Entries from a dataset:
[start]

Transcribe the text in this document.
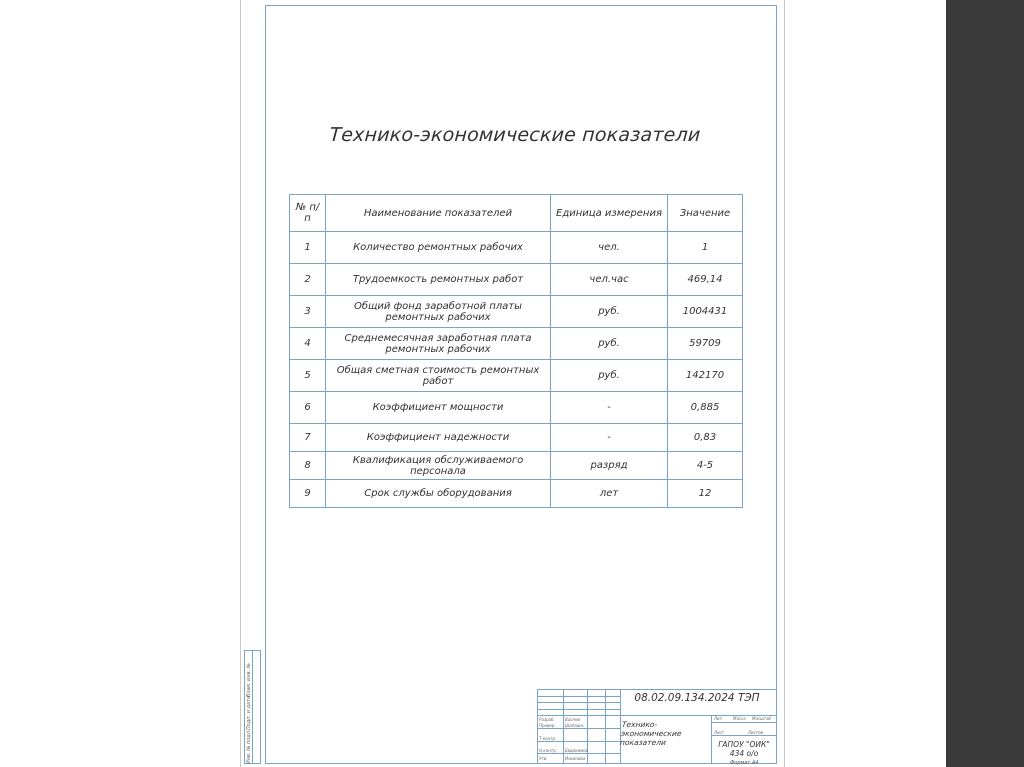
Технико-экономические показатели
№ п/п	Наименование показателей	Единица измерения	Значение
1	Количество ремонтных рабочих	чел.	1
2	Трудоемкость ремонтных работ	чел.час	469,14
3	Общий фонд заработной платы ремонтных рабочих	руб.	1004431
4	Среднемесячная заработная плата ремонтных рабочих	руб.	59709
5	Общая сметная стоимость ремонтных работ	руб.	142170
6	Коэффициент мощности	-	0,885
7	Коэффициент надежности	-	0,83
8	Квалификация обслуживаемого персонала	разряд	4-5
9	Срок службы оборудования	лет	12
Инв. № подл.
Подп. и дата
Взам. инв. №
08.02.09.134.2024 ТЭП
Технико-экономические показатели	ГАПОУ "ОИК" 434 о/о
Формат А4
Разраб.
Провер.
Т.контр.
Н.контр.
Утв.
Васнев
Шапошн.
Евдокимов
Ильянова
Лит. Масса Масштаб
Лист	Листов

[end]

[Your goal]: Repeat the data in full and exactly. Omit pictures.

[Task output]:
Transcribe the text in this document.
Технико-экономические показатели
№ п/п	Наименование показателей	Единица измерения	Значение
1	Количество ремонтных рабочих	чел.	1
2	Трудоемкость ремонтных работ	чел.час	469,14
3	Общий фонд заработной платы ремонтных рабочих	руб.	1004431
4	Среднемесячная заработная плата ремонтных рабочих	руб.	59709
5	Общая сметная стоимость ремонтных работ	руб.	142170
6	Коэффициент мощности	-	0,885
7	Коэффициент надежности	-	0,83
8	Квалификация обслуживаемого персонала	разряд	4-5
9	Срок службы оборудования	лет	12
Инв. № подл.
Подп. и дата
Взам. инв. №
08.02.09.134.2024 ТЭП
Технико-экономические показатели	ГАПОУ "ОИК" 434 о/о
Формат А4
Разраб.
Провер.
Т.контр.
Н.контр.
Утв.
Васнев
Шапошн.
Евдокимов
Ильянова
Лит. Масса Масштаб
Лист	Листов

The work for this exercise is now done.